### Stored data
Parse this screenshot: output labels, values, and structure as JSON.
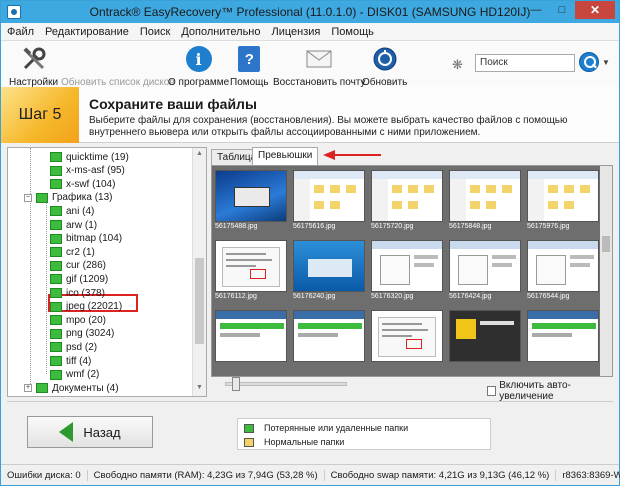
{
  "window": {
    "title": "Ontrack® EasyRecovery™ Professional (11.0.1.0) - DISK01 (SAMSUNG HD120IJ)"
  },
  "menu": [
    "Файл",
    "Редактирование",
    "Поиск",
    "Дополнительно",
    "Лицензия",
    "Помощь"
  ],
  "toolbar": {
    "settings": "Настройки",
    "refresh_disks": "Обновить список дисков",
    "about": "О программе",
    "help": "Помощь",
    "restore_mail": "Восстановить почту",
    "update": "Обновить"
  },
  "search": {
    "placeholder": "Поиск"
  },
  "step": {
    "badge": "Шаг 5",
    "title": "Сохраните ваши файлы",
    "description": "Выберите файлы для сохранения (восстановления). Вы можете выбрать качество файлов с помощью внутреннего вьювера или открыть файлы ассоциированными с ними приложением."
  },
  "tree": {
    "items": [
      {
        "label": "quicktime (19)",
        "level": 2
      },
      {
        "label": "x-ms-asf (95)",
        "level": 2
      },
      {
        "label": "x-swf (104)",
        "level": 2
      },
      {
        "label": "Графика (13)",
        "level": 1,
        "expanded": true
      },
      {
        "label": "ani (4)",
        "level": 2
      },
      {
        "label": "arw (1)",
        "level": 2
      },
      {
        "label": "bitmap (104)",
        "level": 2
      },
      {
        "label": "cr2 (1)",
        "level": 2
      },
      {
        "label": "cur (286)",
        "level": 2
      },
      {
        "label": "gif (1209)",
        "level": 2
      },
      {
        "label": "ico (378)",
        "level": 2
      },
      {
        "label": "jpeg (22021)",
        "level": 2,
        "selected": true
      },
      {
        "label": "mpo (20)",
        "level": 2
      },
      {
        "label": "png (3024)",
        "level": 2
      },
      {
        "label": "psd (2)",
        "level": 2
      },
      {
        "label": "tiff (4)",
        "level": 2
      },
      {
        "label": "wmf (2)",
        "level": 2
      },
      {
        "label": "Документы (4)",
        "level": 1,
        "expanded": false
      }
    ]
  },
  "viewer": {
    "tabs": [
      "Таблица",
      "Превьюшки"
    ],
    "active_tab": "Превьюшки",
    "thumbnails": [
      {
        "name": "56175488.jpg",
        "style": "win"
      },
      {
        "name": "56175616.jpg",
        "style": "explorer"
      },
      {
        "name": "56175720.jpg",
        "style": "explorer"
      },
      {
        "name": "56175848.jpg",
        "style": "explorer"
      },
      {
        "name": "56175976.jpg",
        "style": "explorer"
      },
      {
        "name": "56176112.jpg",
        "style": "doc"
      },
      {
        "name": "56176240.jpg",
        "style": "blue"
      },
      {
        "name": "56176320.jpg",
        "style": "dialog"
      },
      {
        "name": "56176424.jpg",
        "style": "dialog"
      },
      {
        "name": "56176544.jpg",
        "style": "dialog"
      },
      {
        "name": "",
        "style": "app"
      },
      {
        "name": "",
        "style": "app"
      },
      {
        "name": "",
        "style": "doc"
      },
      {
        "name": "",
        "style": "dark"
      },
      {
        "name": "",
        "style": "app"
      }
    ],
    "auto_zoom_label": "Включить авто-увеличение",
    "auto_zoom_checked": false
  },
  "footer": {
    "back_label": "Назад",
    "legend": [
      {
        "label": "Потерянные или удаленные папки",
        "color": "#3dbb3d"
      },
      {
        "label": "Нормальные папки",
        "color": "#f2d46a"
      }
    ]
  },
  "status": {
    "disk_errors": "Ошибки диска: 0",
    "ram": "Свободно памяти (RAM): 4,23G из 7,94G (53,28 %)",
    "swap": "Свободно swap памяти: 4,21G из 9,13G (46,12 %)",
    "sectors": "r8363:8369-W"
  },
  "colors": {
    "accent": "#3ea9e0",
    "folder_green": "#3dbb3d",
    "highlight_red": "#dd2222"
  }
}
==
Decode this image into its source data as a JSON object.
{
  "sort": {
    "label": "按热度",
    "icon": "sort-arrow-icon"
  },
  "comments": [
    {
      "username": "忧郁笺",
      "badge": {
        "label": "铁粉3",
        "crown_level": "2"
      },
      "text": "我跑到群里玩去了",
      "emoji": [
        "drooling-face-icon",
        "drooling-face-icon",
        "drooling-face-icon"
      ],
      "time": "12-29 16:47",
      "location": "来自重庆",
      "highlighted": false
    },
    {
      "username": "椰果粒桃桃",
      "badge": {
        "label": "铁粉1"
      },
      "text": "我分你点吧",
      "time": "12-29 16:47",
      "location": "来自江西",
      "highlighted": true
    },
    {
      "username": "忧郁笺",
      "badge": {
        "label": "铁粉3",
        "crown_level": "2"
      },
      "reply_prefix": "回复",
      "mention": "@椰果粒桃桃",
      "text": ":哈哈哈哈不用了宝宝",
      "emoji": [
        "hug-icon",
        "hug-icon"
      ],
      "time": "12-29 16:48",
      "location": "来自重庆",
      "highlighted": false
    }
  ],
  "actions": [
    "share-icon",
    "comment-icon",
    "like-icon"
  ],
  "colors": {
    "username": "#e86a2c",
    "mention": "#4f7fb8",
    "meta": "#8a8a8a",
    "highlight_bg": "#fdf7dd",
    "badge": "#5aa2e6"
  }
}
==
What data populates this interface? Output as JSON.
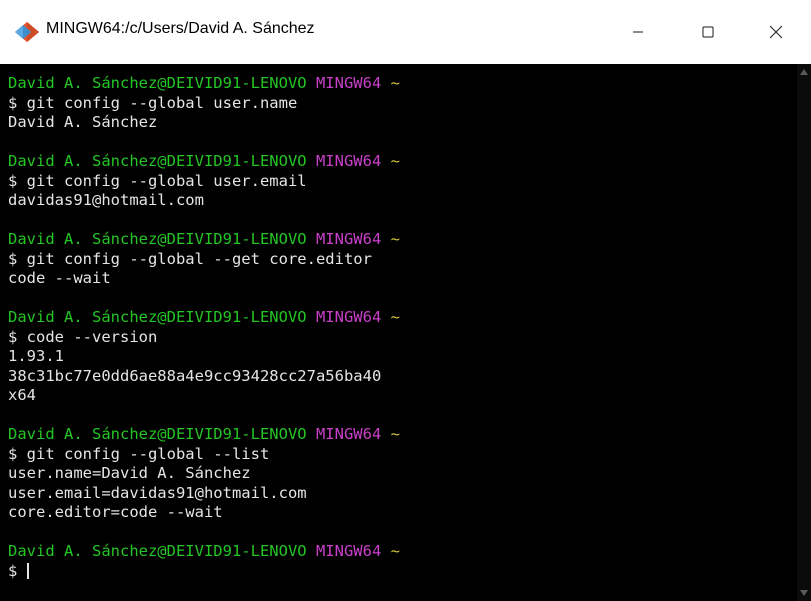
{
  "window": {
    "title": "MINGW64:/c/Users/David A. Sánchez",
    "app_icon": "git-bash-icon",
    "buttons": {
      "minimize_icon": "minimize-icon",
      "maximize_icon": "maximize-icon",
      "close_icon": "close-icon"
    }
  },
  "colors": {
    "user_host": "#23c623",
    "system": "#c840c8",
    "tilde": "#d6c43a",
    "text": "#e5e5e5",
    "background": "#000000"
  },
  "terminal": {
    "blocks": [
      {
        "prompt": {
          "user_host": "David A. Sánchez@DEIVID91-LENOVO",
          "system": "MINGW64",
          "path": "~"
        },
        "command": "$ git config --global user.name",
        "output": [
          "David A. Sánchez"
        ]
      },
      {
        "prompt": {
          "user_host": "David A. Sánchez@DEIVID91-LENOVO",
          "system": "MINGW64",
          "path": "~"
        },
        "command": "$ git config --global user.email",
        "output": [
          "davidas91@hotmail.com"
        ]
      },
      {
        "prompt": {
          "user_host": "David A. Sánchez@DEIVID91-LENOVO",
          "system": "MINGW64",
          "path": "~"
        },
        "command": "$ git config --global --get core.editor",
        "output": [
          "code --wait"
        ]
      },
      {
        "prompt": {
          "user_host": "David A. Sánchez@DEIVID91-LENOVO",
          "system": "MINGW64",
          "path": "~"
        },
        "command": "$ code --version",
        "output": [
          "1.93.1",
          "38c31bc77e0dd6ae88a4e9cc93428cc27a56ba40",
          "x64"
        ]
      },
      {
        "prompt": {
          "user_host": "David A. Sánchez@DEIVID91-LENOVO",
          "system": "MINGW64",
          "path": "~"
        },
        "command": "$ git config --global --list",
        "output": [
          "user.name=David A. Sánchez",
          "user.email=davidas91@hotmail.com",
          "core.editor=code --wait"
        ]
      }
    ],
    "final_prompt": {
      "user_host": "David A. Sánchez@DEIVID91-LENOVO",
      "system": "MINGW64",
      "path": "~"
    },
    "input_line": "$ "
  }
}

### Set problem
Find and copy every line in the entries above where the string "Свободно" occurs.

### Result
    "ram": "Свободно памяти (RAM): 4,23G из 7,94G (53,28 %)",
    "swap": "Свободно swap памяти: 4,21G из 9,13G (46,12 %)",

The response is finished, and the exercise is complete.